TASK INSTRUCTIONS –
Each entry must be reproduced precisely as it stands.

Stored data
>> start
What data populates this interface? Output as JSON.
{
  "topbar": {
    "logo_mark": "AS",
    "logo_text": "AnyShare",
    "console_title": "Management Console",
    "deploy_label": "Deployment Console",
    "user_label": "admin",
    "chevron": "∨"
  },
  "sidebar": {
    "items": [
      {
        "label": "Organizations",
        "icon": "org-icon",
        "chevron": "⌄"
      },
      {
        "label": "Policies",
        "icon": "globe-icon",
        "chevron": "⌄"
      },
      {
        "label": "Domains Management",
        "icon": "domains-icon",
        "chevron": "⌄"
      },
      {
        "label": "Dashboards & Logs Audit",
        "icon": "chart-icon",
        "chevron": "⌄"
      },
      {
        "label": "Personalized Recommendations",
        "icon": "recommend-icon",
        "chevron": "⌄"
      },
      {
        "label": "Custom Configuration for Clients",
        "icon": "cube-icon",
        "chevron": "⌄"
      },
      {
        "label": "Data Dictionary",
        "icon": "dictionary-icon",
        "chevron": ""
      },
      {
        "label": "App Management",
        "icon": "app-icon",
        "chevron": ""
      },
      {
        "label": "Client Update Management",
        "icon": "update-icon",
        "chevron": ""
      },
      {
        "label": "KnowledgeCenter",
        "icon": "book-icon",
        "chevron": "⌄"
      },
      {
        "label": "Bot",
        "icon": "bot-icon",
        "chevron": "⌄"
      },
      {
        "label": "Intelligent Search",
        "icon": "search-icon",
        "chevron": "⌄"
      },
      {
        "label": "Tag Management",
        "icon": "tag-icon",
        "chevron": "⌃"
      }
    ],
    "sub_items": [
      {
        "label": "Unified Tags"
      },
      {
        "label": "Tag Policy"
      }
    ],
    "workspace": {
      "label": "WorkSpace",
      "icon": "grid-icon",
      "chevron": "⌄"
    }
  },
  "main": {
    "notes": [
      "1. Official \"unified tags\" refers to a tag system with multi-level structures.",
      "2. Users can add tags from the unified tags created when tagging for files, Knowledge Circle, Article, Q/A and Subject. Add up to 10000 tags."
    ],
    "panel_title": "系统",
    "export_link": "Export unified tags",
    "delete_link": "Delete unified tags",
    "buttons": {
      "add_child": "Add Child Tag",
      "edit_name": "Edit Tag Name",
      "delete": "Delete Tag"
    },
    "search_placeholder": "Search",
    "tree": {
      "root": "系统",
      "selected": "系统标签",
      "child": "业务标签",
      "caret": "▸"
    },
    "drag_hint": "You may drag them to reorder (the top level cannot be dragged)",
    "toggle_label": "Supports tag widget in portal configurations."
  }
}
>> end
CORRECT RESULT –
What data populates this interface? Output as JSON.
{
  "topbar": {
    "logo_mark": "AS",
    "logo_text": "AnyShare",
    "console_title": "Management Console",
    "deploy_label": "Deployment Console",
    "user_label": "admin",
    "chevron": "∨"
  },
  "sidebar": {
    "items": [
      {
        "label": "Organizations",
        "icon": "org-icon",
        "chevron": "⌄"
      },
      {
        "label": "Policies",
        "icon": "globe-icon",
        "chevron": "⌄"
      },
      {
        "label": "Domains Management",
        "icon": "domains-icon",
        "chevron": "⌄"
      },
      {
        "label": "Dashboards & Logs Audit",
        "icon": "chart-icon",
        "chevron": "⌄"
      },
      {
        "label": "Personalized Recommendations",
        "icon": "recommend-icon",
        "chevron": "⌄"
      },
      {
        "label": "Custom Configuration for Clients",
        "icon": "cube-icon",
        "chevron": "⌄"
      },
      {
        "label": "Data Dictionary",
        "icon": "dictionary-icon",
        "chevron": ""
      },
      {
        "label": "App Management",
        "icon": "app-icon",
        "chevron": ""
      },
      {
        "label": "Client Update Management",
        "icon": "update-icon",
        "chevron": ""
      },
      {
        "label": "KnowledgeCenter",
        "icon": "book-icon",
        "chevron": "⌄"
      },
      {
        "label": "Bot",
        "icon": "bot-icon",
        "chevron": "⌄"
      },
      {
        "label": "Intelligent Search",
        "icon": "search-icon",
        "chevron": "⌄"
      },
      {
        "label": "Tag Management",
        "icon": "tag-icon",
        "chevron": "⌃"
      }
    ],
    "sub_items": [
      {
        "label": "Unified Tags"
      },
      {
        "label": "Tag Policy"
      }
    ],
    "workspace": {
      "label": "WorkSpace",
      "icon": "grid-icon",
      "chevron": "⌄"
    }
  },
  "main": {
    "notes": [
      "1. Official \"unified tags\" refers to a tag system with multi-level structures.",
      "2. Users can add tags from the unified tags created when tagging for files, Knowledge Circle, Article, Q/A and Subject. Add up to 10000 tags."
    ],
    "panel_title": "系统",
    "export_link": "Export unified tags",
    "delete_link": "Delete unified tags",
    "buttons": {
      "add_child": "Add Child Tag",
      "edit_name": "Edit Tag Name",
      "delete": "Delete Tag"
    },
    "search_placeholder": "Search",
    "tree": {
      "root": "系统",
      "selected": "系统标签",
      "child": "业务标签",
      "caret": "▸"
    },
    "drag_hint": "You may drag them to reorder (the top level cannot be dragged)",
    "toggle_label": "Supports tag widget in portal configurations."
  }
}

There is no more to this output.